• [Exercise description]: Word for word, transcribe the lines below and drop the pictures.
Start Supplied records
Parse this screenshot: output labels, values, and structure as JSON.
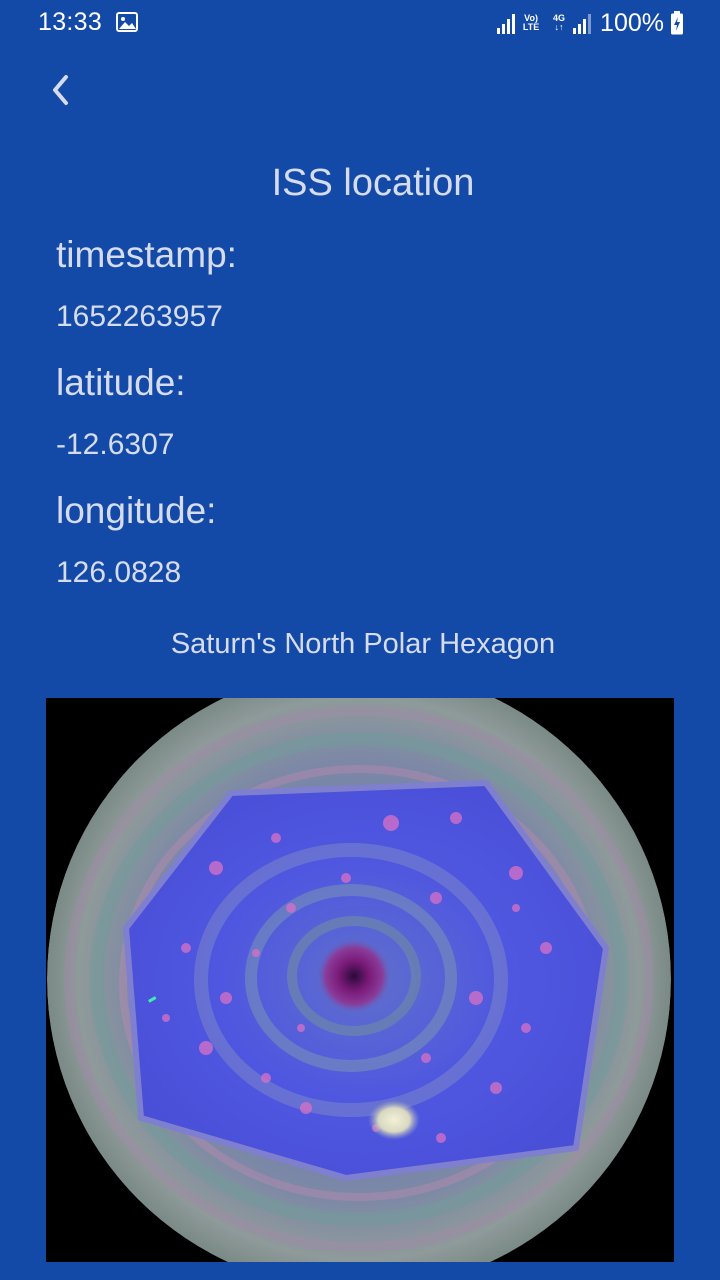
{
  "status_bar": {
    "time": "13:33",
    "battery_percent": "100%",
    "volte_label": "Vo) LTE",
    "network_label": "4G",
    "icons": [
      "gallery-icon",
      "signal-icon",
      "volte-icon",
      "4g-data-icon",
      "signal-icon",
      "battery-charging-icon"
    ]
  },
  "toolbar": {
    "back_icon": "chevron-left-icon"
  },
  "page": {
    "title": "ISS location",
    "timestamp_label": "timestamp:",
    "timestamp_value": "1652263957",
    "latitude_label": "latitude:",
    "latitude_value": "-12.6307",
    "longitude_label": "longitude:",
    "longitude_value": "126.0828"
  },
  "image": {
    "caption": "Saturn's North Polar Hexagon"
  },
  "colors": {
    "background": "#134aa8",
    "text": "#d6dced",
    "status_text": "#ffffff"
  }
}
End Supplied records
• [Task result]:
Parse this screenshot: output labels, values, and structure as JSON.
{
  "status_bar": {
    "time": "13:33",
    "battery_percent": "100%",
    "volte_label": "Vo) LTE",
    "network_label": "4G",
    "icons": [
      "gallery-icon",
      "signal-icon",
      "volte-icon",
      "4g-data-icon",
      "signal-icon",
      "battery-charging-icon"
    ]
  },
  "toolbar": {
    "back_icon": "chevron-left-icon"
  },
  "page": {
    "title": "ISS location",
    "timestamp_label": "timestamp:",
    "timestamp_value": "1652263957",
    "latitude_label": "latitude:",
    "latitude_value": "-12.6307",
    "longitude_label": "longitude:",
    "longitude_value": "126.0828"
  },
  "image": {
    "caption": "Saturn's North Polar Hexagon"
  },
  "colors": {
    "background": "#134aa8",
    "text": "#d6dced",
    "status_text": "#ffffff"
  }
}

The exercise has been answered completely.